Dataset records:
* * * * * * *

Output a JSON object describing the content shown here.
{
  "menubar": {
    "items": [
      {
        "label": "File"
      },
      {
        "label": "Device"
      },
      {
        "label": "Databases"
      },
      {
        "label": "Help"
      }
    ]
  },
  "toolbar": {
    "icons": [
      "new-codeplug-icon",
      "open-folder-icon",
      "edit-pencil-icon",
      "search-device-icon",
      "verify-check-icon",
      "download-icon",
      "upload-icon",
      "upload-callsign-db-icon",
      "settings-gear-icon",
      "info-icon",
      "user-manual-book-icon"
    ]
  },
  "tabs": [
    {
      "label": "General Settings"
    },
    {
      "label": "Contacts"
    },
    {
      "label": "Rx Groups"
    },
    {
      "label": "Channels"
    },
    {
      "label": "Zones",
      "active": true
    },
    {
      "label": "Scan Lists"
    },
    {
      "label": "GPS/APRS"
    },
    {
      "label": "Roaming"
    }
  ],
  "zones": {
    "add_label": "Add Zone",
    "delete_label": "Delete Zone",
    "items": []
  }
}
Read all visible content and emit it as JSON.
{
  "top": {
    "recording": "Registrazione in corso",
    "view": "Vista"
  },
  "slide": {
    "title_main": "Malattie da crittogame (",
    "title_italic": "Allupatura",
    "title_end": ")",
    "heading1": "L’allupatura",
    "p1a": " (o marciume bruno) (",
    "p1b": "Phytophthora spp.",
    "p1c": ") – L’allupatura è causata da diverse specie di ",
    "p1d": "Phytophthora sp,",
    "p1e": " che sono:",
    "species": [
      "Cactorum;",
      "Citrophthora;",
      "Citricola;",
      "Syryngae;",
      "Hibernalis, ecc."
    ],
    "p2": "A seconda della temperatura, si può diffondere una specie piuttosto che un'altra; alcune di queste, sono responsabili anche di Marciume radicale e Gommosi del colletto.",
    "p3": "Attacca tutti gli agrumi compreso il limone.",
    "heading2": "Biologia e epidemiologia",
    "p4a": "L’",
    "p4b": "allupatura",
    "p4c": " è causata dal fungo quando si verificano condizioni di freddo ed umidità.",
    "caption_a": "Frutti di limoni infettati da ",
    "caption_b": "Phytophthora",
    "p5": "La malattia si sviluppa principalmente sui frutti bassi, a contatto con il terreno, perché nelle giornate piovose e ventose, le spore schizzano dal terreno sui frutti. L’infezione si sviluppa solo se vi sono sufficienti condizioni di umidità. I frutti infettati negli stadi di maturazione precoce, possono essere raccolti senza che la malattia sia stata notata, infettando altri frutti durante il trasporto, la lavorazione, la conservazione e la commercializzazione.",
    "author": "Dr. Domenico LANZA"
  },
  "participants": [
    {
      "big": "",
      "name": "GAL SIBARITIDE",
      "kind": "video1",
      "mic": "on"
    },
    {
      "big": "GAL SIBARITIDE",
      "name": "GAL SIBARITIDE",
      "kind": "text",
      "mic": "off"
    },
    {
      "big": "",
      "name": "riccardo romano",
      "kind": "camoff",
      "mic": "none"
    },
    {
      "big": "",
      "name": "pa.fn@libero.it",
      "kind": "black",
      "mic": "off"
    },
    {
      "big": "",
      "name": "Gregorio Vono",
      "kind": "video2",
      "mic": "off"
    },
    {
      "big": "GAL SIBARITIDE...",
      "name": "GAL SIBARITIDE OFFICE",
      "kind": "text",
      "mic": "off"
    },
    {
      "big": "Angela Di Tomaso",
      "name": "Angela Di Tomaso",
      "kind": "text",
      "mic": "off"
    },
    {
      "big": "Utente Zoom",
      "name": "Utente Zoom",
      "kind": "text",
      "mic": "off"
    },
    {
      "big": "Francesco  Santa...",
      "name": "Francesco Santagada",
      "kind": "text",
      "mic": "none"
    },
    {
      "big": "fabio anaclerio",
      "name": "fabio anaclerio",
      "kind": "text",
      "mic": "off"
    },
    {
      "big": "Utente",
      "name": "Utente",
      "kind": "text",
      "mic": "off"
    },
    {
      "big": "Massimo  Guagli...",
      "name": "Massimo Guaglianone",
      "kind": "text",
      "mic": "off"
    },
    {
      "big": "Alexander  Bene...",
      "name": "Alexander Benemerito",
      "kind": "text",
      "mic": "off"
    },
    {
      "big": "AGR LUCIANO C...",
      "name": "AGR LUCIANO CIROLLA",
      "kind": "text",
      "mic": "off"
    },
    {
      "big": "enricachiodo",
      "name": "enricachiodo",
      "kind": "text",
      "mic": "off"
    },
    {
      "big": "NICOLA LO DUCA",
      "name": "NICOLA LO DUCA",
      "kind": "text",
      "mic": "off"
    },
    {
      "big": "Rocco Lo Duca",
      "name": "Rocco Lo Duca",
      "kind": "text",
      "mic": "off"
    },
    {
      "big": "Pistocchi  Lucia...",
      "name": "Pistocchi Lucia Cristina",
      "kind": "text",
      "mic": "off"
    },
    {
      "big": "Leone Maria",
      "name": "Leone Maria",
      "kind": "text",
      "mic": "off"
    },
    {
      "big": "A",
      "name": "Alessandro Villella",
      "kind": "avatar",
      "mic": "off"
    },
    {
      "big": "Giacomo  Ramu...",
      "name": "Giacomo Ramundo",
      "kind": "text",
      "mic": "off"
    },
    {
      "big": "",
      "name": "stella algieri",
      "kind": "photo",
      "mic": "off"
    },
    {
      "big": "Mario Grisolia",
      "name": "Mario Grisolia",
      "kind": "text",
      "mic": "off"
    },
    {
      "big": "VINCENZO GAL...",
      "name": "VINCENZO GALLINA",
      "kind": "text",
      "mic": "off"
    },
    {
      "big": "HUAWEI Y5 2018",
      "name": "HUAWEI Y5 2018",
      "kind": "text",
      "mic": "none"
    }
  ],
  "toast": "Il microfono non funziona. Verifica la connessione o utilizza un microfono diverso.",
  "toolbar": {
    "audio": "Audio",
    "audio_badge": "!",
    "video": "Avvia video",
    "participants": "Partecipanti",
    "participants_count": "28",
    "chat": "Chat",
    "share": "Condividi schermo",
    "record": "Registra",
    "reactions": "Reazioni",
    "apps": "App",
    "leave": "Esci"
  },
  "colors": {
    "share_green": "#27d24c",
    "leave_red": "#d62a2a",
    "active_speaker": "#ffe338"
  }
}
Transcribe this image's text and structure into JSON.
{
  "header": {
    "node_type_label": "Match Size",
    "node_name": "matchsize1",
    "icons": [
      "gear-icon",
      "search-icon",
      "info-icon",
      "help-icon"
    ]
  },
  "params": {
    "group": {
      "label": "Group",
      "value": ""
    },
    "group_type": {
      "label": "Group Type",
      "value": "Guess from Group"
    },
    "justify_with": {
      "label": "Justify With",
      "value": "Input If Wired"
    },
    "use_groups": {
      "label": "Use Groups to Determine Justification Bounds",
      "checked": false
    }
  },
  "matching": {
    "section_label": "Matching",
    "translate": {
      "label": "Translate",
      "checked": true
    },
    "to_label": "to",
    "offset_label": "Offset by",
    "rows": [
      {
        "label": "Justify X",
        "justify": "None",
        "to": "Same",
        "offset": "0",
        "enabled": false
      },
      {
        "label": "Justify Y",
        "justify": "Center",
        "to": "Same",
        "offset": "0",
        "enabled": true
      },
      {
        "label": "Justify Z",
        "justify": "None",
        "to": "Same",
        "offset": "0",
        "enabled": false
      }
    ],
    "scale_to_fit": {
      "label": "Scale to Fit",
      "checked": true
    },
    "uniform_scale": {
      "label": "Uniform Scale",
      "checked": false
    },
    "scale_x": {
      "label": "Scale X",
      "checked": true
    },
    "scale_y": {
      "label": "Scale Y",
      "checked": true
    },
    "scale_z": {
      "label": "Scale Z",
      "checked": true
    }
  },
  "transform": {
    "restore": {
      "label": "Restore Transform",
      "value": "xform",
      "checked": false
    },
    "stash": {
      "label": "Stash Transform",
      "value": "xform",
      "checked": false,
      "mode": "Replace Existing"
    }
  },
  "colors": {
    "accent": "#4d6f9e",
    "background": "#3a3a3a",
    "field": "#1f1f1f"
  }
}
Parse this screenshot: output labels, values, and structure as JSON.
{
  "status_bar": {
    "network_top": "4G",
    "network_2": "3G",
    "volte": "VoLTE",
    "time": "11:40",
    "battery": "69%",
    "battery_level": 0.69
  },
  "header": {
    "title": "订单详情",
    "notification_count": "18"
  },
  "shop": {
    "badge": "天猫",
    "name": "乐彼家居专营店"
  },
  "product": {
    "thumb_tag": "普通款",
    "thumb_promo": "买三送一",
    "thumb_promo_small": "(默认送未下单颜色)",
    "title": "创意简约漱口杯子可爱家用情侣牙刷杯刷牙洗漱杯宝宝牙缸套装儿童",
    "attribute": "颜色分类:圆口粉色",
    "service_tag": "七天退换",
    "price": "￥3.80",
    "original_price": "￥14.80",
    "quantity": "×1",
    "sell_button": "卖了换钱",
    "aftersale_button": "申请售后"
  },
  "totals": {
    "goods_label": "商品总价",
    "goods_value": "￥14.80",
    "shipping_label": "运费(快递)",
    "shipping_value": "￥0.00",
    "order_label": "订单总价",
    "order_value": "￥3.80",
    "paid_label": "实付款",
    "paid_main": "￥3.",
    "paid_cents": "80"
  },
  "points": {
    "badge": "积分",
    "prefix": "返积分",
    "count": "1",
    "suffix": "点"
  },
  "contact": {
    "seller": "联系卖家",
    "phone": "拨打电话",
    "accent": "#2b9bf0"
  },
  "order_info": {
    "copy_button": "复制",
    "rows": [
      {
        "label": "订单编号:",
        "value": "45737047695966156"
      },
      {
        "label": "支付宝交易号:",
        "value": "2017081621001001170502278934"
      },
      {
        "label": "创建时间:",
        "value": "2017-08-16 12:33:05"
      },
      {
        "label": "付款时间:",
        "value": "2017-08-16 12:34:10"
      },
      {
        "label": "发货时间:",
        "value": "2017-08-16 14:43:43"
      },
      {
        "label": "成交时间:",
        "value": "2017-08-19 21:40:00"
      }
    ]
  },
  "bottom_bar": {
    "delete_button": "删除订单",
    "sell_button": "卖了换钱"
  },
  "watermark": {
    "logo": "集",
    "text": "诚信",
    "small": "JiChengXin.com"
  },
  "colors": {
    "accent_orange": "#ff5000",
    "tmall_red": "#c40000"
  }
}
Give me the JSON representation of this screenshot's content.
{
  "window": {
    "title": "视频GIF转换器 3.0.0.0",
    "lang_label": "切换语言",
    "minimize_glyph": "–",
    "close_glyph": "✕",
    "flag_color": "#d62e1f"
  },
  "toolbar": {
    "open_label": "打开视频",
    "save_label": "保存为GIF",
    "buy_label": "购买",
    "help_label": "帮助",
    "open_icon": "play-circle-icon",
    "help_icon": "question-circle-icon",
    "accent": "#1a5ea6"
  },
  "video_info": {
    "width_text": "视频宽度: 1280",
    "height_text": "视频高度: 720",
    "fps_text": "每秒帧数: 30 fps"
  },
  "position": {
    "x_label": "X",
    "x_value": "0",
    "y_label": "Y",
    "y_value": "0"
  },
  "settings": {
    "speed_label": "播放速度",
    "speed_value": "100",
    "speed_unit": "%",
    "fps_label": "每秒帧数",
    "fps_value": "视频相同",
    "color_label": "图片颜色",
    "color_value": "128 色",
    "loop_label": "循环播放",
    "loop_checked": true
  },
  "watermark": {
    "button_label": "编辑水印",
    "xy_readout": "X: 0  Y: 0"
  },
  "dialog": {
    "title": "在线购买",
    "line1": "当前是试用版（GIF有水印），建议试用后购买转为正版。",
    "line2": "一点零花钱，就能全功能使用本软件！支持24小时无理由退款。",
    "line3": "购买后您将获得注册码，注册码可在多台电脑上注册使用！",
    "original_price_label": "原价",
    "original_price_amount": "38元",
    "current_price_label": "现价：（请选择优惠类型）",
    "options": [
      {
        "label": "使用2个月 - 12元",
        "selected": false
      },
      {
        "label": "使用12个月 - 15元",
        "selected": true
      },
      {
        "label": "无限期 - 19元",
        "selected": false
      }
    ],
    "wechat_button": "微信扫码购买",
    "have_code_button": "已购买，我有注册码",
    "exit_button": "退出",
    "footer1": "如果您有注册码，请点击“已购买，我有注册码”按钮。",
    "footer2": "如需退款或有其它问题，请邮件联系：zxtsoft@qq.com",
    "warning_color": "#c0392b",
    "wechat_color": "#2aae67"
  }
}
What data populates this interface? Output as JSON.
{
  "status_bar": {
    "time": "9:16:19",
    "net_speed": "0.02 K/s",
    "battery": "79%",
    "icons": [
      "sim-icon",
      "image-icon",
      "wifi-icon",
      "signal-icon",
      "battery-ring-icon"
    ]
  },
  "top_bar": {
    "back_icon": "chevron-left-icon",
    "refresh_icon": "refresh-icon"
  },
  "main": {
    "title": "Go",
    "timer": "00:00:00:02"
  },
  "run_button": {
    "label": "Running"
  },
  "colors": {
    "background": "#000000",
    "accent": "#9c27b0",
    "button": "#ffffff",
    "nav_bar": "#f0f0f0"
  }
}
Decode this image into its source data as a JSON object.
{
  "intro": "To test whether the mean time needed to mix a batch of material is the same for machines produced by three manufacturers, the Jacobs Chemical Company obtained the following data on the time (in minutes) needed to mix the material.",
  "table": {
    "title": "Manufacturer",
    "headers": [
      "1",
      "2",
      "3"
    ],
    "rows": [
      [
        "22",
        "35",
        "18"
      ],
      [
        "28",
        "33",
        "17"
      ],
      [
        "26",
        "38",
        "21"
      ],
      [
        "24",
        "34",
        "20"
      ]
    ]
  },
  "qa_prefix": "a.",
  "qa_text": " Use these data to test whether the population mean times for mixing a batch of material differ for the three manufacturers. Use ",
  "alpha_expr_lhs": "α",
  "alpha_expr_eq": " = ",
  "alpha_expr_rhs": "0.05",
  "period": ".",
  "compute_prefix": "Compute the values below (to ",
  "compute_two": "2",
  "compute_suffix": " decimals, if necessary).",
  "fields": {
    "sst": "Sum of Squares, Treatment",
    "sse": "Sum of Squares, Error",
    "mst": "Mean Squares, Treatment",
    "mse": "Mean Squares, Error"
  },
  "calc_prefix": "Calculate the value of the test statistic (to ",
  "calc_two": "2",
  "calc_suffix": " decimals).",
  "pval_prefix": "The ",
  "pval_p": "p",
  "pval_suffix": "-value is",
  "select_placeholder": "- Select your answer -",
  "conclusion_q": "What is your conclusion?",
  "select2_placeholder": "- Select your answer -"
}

* * * * * * *

**Direction**
What is the number of lines that contain "Pistocchi"? Reply with that number alone.

**Solution**
2